» **LISTA DE TAREAS**
a – Cambie "desierto" por "yermo" y reproduzca el fragmento del extracto sobre la adoración a Dios que va entre "Jesucristo, nuestro ejemplo" y "(Lc. 4, 6-8).", ambos inclusive.
b – Según el extracto sobre la adoración a Dios, ¿cuánto tiempo pasó Jesús en el desierto antes de ser tentado?
c – Resuma más brevemente el párrafo del extracto sobre la adoración a Dios que comienza con "Jesucristo, nuestro ejemplo en todo", sin omitir sus hechos principales.

» **EXTRACTO SELECCIONADO**

Jesucristo, nuestro ejemplo en
todo, se negó a prestar adoración a alguien más que no fuese a Dios. Estando Él
en el desierto –nos cuenta San Lucas–, después de haber pasado allí cuarenta
días y cuarenta noches, orando y ayunando, fue tentado por el Demonio, que le
dice: «Te daré todo este poder y su gloria, porque me han sido entregados y los
doy a quien quiero. Por tanto, si me adoras, todo será tuyo. Y Jesús le
respondió: Escrito está: ‘Adorarás al Señor tu Dios y solamente a Él darás
culto’» (Lc. 4, 6-8).
Adorar a Dios es, pues, un deber
y un precepto que el Señor nos impuso por amor, para darnos ocasión de ser por
Él beneficiados. Esto mismo resalta en el caso siguiente: cuando Moisés
conducía al pueblo de Israel camino de la Tierra Prometida, se detuvo en la
falda del monte Sinaí. Invitado por Dios, Moisés subió a la montaña para
recibir de las manos divinas las tablas de la Ley; mientras él permanecía allí
en la compañía de Dios, el pueblo fabricó un becerro de oro y le prestó culto.

» **DATOS PROPORCIONADOS**

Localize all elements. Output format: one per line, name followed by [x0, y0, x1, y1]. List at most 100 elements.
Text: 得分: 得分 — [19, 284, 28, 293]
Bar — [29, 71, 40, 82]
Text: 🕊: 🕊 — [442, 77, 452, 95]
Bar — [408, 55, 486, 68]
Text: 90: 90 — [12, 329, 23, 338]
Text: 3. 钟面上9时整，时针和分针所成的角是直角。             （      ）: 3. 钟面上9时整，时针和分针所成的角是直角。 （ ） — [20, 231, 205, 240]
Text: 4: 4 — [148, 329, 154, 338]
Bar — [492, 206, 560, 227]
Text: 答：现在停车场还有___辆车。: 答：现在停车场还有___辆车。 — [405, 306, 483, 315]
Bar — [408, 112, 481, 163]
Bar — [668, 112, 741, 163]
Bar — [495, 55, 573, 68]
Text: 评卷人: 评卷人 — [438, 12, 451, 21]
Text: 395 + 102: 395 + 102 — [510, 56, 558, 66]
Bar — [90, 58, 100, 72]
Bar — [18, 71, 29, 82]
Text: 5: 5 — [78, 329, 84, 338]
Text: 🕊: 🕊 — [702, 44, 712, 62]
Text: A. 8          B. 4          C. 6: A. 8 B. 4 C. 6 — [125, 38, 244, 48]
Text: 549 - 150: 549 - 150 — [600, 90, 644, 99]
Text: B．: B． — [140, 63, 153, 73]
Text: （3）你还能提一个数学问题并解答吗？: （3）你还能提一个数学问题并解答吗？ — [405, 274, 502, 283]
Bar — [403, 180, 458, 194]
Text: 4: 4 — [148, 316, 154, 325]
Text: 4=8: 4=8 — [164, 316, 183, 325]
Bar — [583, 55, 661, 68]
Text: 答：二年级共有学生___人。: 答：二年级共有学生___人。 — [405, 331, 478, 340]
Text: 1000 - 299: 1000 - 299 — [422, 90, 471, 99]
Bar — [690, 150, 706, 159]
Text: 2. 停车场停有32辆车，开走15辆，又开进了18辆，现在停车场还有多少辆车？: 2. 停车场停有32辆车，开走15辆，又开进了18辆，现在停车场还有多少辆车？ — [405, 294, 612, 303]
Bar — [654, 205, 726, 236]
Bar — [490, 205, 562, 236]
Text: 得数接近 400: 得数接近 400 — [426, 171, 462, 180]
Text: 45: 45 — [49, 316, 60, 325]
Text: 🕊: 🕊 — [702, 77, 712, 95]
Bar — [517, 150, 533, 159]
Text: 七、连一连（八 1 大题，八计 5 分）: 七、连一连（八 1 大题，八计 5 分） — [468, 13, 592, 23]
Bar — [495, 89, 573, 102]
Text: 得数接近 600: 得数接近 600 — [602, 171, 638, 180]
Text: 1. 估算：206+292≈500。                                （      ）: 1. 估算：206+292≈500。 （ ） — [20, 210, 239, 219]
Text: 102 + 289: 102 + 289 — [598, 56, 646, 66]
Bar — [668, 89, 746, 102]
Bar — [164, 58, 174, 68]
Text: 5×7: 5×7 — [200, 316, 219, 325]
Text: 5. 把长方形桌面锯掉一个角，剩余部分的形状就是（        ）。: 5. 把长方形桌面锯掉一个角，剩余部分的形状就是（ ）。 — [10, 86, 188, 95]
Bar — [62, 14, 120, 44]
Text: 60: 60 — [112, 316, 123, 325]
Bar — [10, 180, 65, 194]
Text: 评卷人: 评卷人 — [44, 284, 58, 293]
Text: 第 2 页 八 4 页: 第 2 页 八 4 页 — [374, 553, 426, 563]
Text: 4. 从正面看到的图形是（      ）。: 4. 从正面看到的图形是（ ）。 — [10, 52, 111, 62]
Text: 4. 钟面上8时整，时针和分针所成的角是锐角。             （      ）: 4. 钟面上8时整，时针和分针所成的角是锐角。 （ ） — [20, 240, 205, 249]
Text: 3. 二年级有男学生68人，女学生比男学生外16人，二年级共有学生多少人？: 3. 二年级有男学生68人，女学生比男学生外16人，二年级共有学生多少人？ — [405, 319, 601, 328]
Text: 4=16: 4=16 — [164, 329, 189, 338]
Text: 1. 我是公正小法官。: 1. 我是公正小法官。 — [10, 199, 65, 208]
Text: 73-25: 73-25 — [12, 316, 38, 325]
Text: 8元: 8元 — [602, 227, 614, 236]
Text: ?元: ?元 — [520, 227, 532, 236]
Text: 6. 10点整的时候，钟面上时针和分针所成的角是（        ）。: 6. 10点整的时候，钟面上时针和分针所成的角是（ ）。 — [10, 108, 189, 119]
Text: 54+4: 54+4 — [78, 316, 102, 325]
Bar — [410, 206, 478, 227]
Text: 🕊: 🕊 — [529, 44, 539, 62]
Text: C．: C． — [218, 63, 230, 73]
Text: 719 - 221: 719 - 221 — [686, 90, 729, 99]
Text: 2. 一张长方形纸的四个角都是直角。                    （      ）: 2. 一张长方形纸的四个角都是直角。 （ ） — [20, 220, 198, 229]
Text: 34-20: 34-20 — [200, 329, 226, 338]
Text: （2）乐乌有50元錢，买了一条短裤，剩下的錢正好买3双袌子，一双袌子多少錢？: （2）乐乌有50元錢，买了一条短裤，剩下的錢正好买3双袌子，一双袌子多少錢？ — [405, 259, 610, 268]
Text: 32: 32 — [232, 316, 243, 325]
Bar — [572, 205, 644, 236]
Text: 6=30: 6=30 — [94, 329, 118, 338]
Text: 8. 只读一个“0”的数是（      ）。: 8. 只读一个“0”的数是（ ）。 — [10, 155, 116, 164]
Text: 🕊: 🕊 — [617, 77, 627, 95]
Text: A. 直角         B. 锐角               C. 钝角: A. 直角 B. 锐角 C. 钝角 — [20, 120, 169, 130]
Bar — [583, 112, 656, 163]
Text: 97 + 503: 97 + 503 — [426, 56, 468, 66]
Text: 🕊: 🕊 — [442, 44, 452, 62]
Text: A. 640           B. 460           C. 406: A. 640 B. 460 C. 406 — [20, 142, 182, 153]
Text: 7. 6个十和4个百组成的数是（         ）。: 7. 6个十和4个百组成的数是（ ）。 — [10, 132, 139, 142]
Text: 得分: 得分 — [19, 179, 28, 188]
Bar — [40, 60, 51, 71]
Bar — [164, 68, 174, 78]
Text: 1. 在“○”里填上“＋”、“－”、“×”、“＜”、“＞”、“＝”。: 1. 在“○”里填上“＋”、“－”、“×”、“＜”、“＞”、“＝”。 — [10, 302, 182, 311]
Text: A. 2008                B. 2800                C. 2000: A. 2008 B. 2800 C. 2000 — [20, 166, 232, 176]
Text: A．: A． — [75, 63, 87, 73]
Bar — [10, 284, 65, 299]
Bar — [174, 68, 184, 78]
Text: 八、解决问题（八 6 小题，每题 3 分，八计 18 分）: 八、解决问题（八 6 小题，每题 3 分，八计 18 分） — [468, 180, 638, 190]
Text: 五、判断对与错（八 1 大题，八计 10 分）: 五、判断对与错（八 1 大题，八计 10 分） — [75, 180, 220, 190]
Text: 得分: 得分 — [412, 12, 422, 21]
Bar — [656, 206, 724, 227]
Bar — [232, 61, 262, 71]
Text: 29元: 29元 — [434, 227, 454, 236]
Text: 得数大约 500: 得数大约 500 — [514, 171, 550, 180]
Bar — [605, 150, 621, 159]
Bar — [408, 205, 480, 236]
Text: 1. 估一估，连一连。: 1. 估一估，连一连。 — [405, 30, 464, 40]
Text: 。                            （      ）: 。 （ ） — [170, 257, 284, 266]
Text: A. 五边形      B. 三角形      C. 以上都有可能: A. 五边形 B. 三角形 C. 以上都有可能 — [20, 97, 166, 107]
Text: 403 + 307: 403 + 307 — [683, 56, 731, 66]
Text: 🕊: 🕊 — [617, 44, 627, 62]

==

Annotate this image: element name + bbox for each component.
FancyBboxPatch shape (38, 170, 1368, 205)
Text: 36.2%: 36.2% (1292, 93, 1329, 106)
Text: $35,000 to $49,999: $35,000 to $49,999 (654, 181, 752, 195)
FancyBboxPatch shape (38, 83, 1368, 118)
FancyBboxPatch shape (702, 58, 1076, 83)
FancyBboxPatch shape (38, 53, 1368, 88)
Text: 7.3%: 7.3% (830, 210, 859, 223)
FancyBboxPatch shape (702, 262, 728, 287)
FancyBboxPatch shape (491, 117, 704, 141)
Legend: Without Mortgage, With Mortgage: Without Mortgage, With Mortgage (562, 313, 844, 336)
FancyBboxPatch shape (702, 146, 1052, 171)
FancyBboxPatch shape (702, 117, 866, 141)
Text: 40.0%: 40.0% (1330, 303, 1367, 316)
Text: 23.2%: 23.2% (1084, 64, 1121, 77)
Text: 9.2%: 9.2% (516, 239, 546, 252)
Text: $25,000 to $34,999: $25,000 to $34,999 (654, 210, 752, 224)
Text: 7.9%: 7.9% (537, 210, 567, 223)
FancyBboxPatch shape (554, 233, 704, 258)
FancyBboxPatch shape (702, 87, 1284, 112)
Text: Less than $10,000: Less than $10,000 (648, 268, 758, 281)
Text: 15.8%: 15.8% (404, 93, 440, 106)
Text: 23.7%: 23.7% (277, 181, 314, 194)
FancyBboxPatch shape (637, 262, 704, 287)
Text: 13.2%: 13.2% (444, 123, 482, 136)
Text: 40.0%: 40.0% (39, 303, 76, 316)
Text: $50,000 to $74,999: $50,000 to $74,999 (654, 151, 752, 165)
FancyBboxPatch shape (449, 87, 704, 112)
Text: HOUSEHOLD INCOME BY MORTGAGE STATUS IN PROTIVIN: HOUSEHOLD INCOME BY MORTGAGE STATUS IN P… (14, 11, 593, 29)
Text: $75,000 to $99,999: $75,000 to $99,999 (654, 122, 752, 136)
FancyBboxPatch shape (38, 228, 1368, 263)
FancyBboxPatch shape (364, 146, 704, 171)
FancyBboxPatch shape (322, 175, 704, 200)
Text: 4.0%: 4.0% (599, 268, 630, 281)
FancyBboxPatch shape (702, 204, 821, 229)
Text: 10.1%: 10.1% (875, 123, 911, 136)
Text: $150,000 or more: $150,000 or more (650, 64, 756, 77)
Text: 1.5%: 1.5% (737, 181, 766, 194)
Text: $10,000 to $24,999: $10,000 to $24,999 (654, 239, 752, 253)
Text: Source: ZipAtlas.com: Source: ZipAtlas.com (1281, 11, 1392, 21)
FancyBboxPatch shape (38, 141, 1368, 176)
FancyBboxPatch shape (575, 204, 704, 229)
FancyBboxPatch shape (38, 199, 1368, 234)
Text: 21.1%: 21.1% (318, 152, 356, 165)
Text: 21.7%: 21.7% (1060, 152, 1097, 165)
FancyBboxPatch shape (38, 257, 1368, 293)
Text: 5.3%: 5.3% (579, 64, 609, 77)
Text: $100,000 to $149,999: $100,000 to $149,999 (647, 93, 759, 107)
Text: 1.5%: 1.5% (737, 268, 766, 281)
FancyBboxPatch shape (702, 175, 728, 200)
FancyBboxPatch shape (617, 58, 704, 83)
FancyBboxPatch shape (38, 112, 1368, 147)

==

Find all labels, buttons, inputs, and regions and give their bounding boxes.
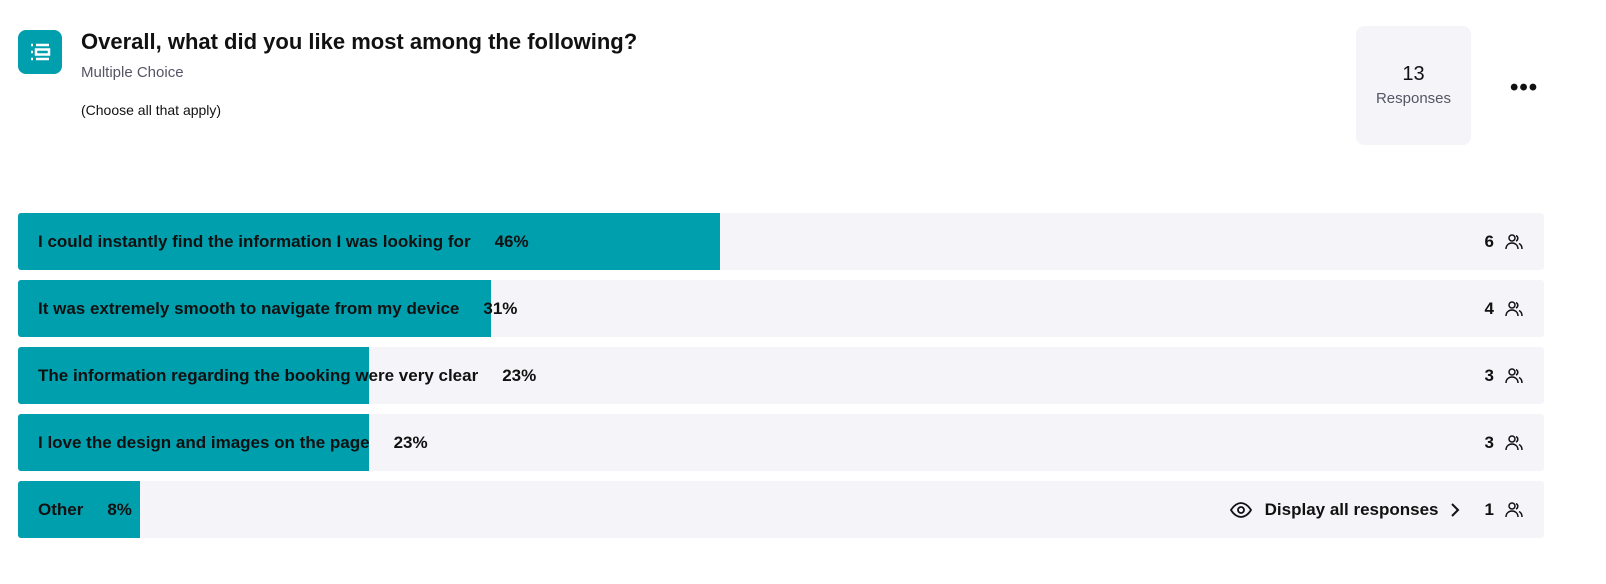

» **RESPUESTAS POR TAREA**
a –
Jesucristo, nuestro ejemplo en
todo, se negó a prestar adoración a alguien más que no fuese a Dios. Estando Él
en el yermo –nos cuenta San Lucas–, después de haber pasado allí cuarenta
días y cuarenta noches, orando y ayunando, fue tentado por el Demonio, que le
dice: «Te daré todo este poder y su gloria, porque me han sido entregados y los
doy a quien quiero. Por tanto, si me adoras, todo será tuyo. Y Jesús le
respondió: Escrito está: ‘Adorarás al Señor tu Dios y solamente a Él darás
culto’» (Lc. 4, 6-8).

b – Cuarenta días y cuarenta noches, orando y ayunando.

c – Jesucristo, nuestro ejemplo en todo, solo adoró a Dios. Según San Lucas, tras cuarenta días y cuarenta noches de oración y ayuno en el desierto, el Demonio le ofreció todo su poder y su gloria a cambio de ser adorado. Jesús le respondió con la Escritura: «Adorarás al Señor tu Dios y solamente a Él darás culto» (Lc. 4, 6-8).